## PROBLEM TO WORK ON
Copy all the material below, exactly as it stands.

## THE INPUT

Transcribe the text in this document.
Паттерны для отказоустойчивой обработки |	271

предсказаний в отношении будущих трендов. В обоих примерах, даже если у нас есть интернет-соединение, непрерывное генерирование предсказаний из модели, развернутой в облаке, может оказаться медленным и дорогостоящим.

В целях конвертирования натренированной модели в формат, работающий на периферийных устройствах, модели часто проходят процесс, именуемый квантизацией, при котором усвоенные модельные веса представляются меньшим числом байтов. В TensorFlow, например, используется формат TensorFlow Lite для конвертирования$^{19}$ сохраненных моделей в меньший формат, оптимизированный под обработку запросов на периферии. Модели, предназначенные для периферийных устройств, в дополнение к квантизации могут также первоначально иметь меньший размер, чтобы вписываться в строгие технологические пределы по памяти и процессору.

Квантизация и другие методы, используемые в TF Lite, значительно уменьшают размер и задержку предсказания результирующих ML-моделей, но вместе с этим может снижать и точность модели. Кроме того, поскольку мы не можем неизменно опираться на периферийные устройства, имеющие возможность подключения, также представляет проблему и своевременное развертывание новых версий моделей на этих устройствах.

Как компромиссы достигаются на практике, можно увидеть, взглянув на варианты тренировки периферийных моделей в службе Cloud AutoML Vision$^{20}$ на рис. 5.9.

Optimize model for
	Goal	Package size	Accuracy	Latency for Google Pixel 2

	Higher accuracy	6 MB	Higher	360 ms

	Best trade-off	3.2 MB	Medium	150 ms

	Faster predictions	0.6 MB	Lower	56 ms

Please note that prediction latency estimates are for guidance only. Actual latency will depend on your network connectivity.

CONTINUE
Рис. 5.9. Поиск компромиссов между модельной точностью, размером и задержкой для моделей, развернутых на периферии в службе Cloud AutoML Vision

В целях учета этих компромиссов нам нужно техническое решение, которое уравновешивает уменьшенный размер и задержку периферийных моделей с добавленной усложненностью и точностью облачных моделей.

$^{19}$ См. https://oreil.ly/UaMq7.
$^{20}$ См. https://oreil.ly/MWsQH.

## FULL ANSWER
Transcribe the text in this document.
Паттерны для отказоустойчивой обработки |	271

предсказаний в отношении будущих трендов. В обоих примерах, даже если у нас есть интернет-соединение, непрерывное генерирование предсказаний из модели, развернутой в облаке, может оказаться медленным и дорогостоящим.

В целях конвертирования натренированной модели в формат, работающий на периферийных устройствах, модели часто проходят процесс, именуемый квантизацией, при котором усвоенные модельные веса представляются меньшим числом байтов. В TensorFlow, например, используется формат TensorFlow Lite для конвертирования$^{19}$ сохраненных моделей в меньший формат, оптимизированный под обработку запросов на периферии. Модели, предназначенные для периферийных устройств, в дополнение к квантизации могут также первоначально иметь меньший размер, чтобы вписываться в строгие технологические пределы по памяти и процессору.

Квантизация и другие методы, используемые в TF Lite, значительно уменьшают размер и задержку предсказания результирующих ML-моделей, но вместе с этим может снижать и точность модели. Кроме того, поскольку мы не можем неизменно опираться на периферийные устройства, имеющие возможность подключения, также представляет проблему и своевременное развертывание новых версий моделей на этих устройствах.

Как компромиссы достигаются на практике, можно увидеть, взглянув на варианты тренировки периферийных моделей в службе Cloud AutoML Vision$^{20}$ на рис. 5.9.

Optimize model for
	Goal	Package size	Accuracy	Latency for Google Pixel 2

	Higher accuracy	6 MB	Higher	360 ms

	Best trade-off	3.2 MB	Medium	150 ms

	Faster predictions	0.6 MB	Lower	56 ms

Please note that prediction latency estimates are for guidance only. Actual latency will depend on your network connectivity.

CONTINUE
Рис. 5.9. Поиск компромиссов между модельной точностью, размером и задержкой для моделей, развернутых на периферии в службе Cloud AutoML Vision

В целях учета этих компромиссов нам нужно техническое решение, которое уравновешивает уменьшенный размер и задержку периферийных моделей с добавленной усложненностью и точностью облачных моделей.

$^{19}$ См. https://oreil.ly/UaMq7.
$^{20}$ См. https://oreil.ly/MWsQH.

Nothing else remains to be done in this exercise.